Stored data:
>>>>>

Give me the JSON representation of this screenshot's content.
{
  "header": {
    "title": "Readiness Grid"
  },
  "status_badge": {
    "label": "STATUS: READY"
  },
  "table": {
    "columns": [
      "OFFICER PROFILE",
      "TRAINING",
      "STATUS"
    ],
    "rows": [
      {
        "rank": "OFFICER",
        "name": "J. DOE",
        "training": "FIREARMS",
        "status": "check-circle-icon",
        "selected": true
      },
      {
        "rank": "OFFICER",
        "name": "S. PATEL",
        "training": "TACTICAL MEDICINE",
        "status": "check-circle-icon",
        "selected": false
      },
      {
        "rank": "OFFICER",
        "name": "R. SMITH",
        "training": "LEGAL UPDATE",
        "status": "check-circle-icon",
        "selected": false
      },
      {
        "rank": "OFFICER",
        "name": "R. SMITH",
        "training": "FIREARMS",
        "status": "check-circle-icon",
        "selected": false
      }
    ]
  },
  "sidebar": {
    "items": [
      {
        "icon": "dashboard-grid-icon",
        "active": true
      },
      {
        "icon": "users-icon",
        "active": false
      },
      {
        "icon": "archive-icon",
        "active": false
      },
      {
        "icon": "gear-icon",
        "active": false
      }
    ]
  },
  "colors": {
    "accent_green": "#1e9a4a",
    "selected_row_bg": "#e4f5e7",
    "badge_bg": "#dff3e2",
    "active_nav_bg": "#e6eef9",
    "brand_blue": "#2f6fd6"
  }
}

<<<<<

What is needed: The entries above should be repeated exactly, every one of them.

Answer to the exercise:
Give me the JSON representation of this screenshot's content.
{
  "header": {
    "title": "Readiness Grid"
  },
  "status_badge": {
    "label": "STATUS: READY"
  },
  "table": {
    "columns": [
      "OFFICER PROFILE",
      "TRAINING",
      "STATUS"
    ],
    "rows": [
      {
        "rank": "OFFICER",
        "name": "J. DOE",
        "training": "FIREARMS",
        "status": "check-circle-icon",
        "selected": true
      },
      {
        "rank": "OFFICER",
        "name": "S. PATEL",
        "training": "TACTICAL MEDICINE",
        "status": "check-circle-icon",
        "selected": false
      },
      {
        "rank": "OFFICER",
        "name": "R. SMITH",
        "training": "LEGAL UPDATE",
        "status": "check-circle-icon",
        "selected": false
      },
      {
        "rank": "OFFICER",
        "name": "R. SMITH",
        "training": "FIREARMS",
        "status": "check-circle-icon",
        "selected": false
      }
    ]
  },
  "sidebar": {
    "items": [
      {
        "icon": "dashboard-grid-icon",
        "active": true
      },
      {
        "icon": "users-icon",
        "active": false
      },
      {
        "icon": "archive-icon",
        "active": false
      },
      {
        "icon": "gear-icon",
        "active": false
      }
    ]
  },
  "colors": {
    "accent_green": "#1e9a4a",
    "selected_row_bg": "#e4f5e7",
    "badge_bg": "#dff3e2",
    "active_nav_bg": "#e6eef9",
    "brand_blue": "#2f6fd6"
  }
}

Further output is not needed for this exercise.